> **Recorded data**
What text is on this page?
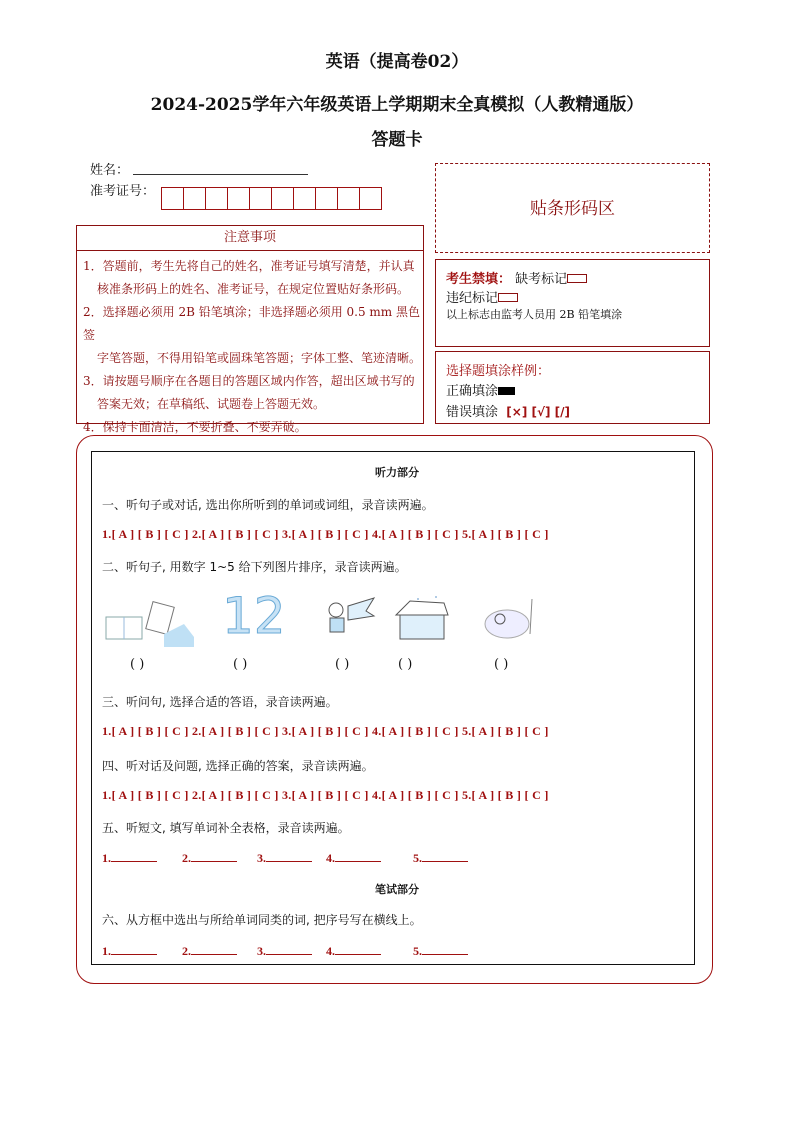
英语（提高卷02）
2024-2025学年六年级英语上学期期末全真模拟（人教精通版）
答题卡
姓名：
准考证号：
贴条形码区
注意事项

1．答题前，考生先将自己的姓名，准考证号填写清楚，并认真

核准条形码上的姓名、准考证号，在规定位置贴好条形码。

2．选择题必须用 2B 铅笔填涂；非选择题必须用 0.5 mm 黑色签

字笔答题，不得用铅笔或圆珠笔答题；字体工整、笔迹清晰。

3．请按题号顺序在各题目的答题区域内作答，超出区域书写的

答案无效；在草稿纸、试题卷上答题无效。

4．保持卡面清洁，不要折叠、不要弄破。

考生禁填： 缺考标记
违纪标记
以上标志由监考人员用 2B 铅笔填涂
选择题填涂样例：
正确填涂
错误填涂 [×] [√] [/]
听力部分
一、听句子或对话, 选出你所听到的单词或词组，录音读两遍。
1.[ A ] [ B ] [ C ] 2.[ A ] [ B ] [ C ] 3.[ A ] [ B ] [ C ] 4.[ A ] [ B ] [ C ] 5.[ A ] [ B ] [ C ]
二、听句子, 用数字 1~5 给下列图片排序，录音读两遍。
12
( )	( )	( )	( )	( )
三、听问句, 选择合适的答语，录音读两遍。
1.[ A ] [ B ] [ C ] 2.[ A ] [ B ] [ C ] 3.[ A ] [ B ] [ C ] 4.[ A ] [ B ] [ C ] 5.[ A ] [ B ] [ C ]
四、听对话及问题, 选择正确的答案，录音读两遍。
1.[ A ] [ B ] [ C ] 2.[ A ] [ B ] [ C ] 3.[ A ] [ B ] [ C ] 4.[ A ] [ B ] [ C ] 5.[ A ] [ B ] [ C ]
五、听短文, 填写单词补全表格，录音读两遍。
1.	2.	3.	4.	5.
笔试部分
六、从方框中选出与所给单词同类的词, 把序号写在横线上。
1.	2.	3.	4.	5.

> **Stated exercise**
Leaving out the pictures, repeat the data above exactly.

> **Solution below**
What text is on this page?
英语（提高卷02）
2024-2025学年六年级英语上学期期末全真模拟（人教精通版）
答题卡
姓名：
准考证号：
贴条形码区
注意事项

1．答题前，考生先将自己的姓名，准考证号填写清楚，并认真

核准条形码上的姓名、准考证号，在规定位置贴好条形码。

2．选择题必须用 2B 铅笔填涂；非选择题必须用 0.5 mm 黑色签

字笔答题，不得用铅笔或圆珠笔答题；字体工整、笔迹清晰。

3．请按题号顺序在各题目的答题区域内作答，超出区域书写的

答案无效；在草稿纸、试题卷上答题无效。

4．保持卡面清洁，不要折叠、不要弄破。

考生禁填： 缺考标记
违纪标记
以上标志由监考人员用 2B 铅笔填涂
选择题填涂样例：
正确填涂
错误填涂 [×] [√] [/]
听力部分
一、听句子或对话, 选出你所听到的单词或词组，录音读两遍。
1.[ A ] [ B ] [ C ] 2.[ A ] [ B ] [ C ] 3.[ A ] [ B ] [ C ] 4.[ A ] [ B ] [ C ] 5.[ A ] [ B ] [ C ]
二、听句子, 用数字 1~5 给下列图片排序，录音读两遍。
12
( )	( )	( )	( )	( )
三、听问句, 选择合适的答语，录音读两遍。
1.[ A ] [ B ] [ C ] 2.[ A ] [ B ] [ C ] 3.[ A ] [ B ] [ C ] 4.[ A ] [ B ] [ C ] 5.[ A ] [ B ] [ C ]
四、听对话及问题, 选择正确的答案，录音读两遍。
1.[ A ] [ B ] [ C ] 2.[ A ] [ B ] [ C ] 3.[ A ] [ B ] [ C ] 4.[ A ] [ B ] [ C ] 5.[ A ] [ B ] [ C ]
五、听短文, 填写单词补全表格，录音读两遍。
1.	2.	3.	4.	5.
笔试部分
六、从方框中选出与所给单词同类的词, 把序号写在横线上。
1.	2.	3.	4.	5.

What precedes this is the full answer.